— Begin Extracted material —

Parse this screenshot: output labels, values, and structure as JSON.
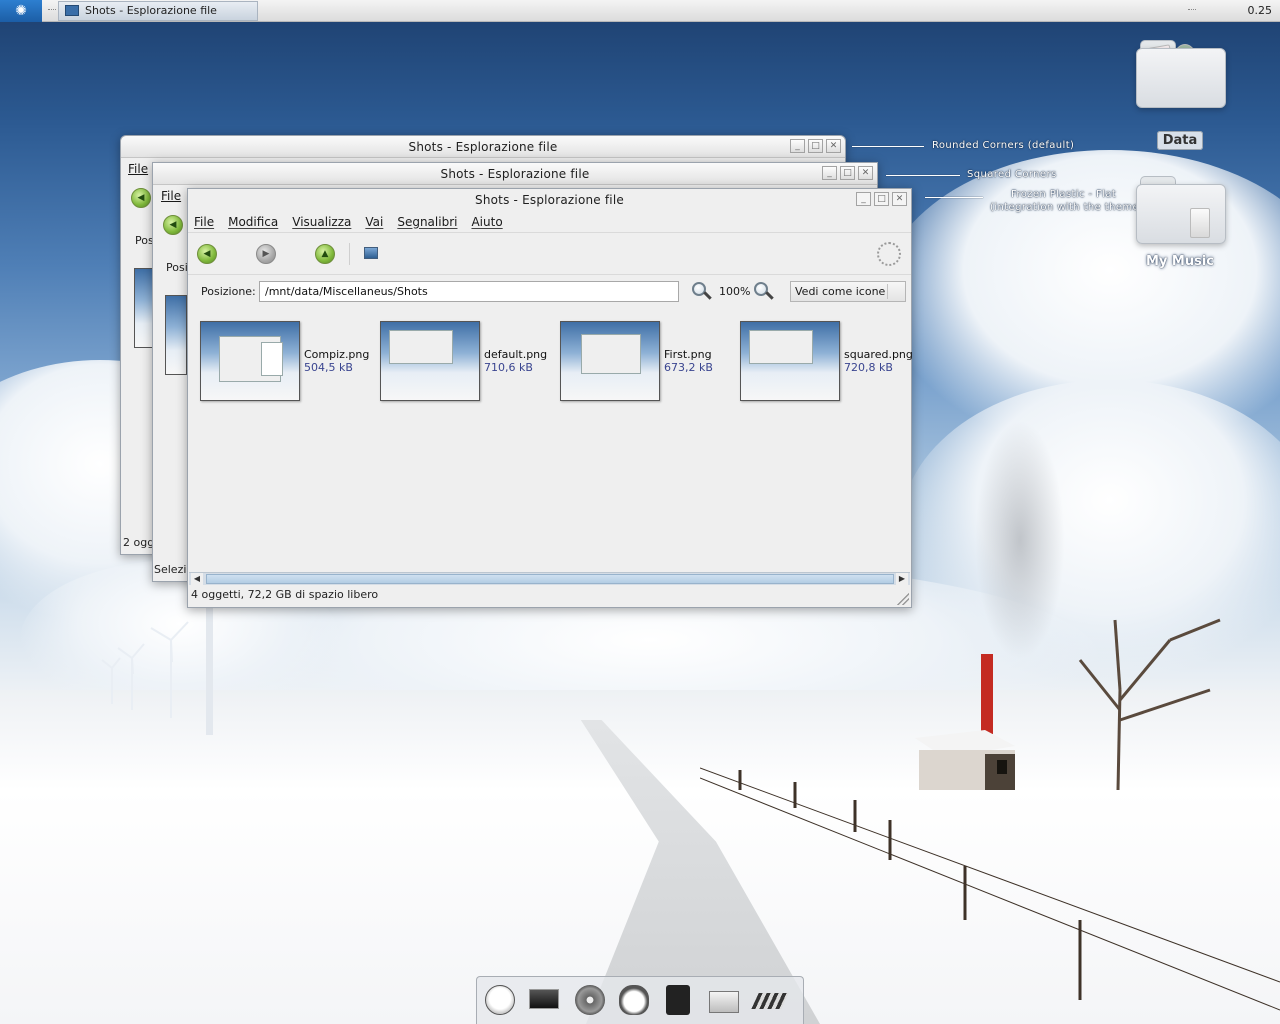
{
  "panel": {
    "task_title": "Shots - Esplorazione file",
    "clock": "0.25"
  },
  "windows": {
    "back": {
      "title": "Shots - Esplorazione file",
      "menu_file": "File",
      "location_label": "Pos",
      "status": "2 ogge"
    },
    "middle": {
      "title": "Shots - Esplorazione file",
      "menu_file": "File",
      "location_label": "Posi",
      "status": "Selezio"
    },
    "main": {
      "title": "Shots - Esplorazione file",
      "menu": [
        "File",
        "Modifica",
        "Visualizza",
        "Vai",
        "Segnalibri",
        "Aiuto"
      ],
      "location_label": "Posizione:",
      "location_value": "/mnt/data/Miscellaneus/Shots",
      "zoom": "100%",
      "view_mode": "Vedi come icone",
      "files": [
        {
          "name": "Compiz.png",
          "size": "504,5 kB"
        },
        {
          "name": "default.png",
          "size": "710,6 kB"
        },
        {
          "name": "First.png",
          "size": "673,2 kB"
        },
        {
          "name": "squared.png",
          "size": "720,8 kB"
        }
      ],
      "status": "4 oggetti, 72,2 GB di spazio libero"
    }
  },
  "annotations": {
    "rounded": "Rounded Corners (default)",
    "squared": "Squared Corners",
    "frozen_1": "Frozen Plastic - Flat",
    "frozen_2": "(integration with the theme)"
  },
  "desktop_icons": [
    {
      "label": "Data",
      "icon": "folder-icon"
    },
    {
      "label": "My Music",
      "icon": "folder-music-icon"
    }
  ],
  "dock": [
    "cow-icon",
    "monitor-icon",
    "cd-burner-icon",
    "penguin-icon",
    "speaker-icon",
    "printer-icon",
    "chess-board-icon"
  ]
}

— End Extracted material —

Exactly how many lines of the material contain the word "name"? Write the number alone.

Finished exercise
4